◆ Set exercise:
Work through the data and report how many lines include the string "title", giving the number alone.

◆ Material to process:
━━━━

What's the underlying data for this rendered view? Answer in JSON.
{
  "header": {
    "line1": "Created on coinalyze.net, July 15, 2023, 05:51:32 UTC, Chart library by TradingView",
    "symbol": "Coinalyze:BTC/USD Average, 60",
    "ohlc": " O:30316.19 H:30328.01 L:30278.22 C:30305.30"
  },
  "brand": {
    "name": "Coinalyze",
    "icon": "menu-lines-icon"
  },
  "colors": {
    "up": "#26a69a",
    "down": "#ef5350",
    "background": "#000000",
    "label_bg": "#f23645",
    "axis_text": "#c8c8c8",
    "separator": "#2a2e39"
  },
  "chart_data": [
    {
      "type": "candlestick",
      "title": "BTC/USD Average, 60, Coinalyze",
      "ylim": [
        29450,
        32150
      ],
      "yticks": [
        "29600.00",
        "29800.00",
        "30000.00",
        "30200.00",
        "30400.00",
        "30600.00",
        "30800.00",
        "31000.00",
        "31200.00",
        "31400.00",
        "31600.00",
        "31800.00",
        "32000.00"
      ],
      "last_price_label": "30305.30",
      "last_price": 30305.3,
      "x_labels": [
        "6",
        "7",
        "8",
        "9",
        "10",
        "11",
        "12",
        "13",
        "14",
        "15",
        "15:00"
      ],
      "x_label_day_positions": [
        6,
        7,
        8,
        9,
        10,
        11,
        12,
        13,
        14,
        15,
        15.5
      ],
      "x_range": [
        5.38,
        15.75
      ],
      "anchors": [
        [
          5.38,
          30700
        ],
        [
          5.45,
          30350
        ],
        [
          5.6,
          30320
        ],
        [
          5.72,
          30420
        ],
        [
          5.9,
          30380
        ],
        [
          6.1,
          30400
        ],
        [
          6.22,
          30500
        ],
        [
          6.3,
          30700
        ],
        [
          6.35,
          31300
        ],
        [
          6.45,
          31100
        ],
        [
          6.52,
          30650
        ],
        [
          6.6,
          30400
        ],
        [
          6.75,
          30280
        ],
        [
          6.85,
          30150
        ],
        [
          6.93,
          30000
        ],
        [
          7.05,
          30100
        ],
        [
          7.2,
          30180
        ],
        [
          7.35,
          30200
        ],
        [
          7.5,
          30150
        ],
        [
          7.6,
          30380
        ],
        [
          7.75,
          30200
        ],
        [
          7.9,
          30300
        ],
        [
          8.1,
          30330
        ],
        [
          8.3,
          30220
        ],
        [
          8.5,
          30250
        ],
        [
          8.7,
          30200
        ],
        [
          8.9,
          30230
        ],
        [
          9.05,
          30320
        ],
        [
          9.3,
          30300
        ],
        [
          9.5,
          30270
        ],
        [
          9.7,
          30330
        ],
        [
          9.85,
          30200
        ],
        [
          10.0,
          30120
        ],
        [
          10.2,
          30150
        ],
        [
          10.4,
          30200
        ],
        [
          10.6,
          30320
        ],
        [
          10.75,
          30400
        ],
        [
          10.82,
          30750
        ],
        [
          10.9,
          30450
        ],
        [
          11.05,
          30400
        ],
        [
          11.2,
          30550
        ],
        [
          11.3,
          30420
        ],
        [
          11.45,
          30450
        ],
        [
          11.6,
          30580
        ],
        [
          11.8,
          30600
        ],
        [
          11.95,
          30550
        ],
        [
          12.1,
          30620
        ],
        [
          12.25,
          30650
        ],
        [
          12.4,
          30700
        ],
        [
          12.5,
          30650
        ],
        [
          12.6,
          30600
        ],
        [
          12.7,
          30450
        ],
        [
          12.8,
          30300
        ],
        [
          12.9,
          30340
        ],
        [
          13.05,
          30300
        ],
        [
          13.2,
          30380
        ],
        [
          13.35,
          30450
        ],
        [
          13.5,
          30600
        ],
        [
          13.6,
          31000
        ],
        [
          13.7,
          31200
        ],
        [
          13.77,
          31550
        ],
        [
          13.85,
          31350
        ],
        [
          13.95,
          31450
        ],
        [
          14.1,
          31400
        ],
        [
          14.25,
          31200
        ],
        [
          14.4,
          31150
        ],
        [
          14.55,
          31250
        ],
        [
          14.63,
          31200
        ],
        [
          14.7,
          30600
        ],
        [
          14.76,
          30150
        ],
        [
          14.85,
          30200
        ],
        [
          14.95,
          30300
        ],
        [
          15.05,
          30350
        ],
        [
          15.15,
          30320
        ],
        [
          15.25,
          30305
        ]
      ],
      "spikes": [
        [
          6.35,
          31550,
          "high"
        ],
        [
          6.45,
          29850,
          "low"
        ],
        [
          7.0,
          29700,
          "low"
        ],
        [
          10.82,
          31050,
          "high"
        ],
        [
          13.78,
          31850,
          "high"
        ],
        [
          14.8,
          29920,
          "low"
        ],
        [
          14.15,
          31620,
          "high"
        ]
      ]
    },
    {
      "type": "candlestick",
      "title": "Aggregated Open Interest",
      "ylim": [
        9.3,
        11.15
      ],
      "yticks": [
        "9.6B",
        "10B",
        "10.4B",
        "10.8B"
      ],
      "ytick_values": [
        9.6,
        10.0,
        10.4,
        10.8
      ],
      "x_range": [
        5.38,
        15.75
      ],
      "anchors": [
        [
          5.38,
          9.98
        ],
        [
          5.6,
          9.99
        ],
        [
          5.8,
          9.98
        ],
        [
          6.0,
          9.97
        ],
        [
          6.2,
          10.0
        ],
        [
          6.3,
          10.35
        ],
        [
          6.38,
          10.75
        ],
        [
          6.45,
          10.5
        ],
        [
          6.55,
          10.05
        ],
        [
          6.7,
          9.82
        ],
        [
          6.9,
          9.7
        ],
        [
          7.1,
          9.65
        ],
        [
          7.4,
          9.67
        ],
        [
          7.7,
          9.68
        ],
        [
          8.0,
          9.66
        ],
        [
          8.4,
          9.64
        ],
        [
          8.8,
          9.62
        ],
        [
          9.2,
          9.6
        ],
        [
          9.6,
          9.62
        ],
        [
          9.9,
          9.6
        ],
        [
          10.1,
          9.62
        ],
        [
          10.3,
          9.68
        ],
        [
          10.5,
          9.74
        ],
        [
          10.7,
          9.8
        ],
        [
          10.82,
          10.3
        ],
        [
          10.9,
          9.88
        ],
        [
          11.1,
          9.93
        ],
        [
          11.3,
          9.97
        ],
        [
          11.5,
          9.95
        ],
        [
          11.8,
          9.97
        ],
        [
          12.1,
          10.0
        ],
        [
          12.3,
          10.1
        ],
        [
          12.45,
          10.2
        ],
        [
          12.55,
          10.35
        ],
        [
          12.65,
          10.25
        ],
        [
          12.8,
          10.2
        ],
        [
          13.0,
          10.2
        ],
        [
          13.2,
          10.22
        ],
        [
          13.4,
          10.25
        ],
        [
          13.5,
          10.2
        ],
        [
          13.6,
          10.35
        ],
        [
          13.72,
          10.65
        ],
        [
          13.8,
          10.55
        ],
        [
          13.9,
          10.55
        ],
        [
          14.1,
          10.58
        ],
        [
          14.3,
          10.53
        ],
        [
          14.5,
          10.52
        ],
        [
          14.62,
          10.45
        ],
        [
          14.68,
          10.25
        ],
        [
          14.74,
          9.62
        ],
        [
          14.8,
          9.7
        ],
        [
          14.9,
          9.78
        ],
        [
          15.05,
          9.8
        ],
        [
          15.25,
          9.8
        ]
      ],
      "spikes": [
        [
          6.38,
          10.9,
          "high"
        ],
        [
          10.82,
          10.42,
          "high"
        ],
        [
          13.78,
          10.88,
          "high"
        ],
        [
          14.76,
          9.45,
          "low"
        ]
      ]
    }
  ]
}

━━━━

◆ Exercise solution:
2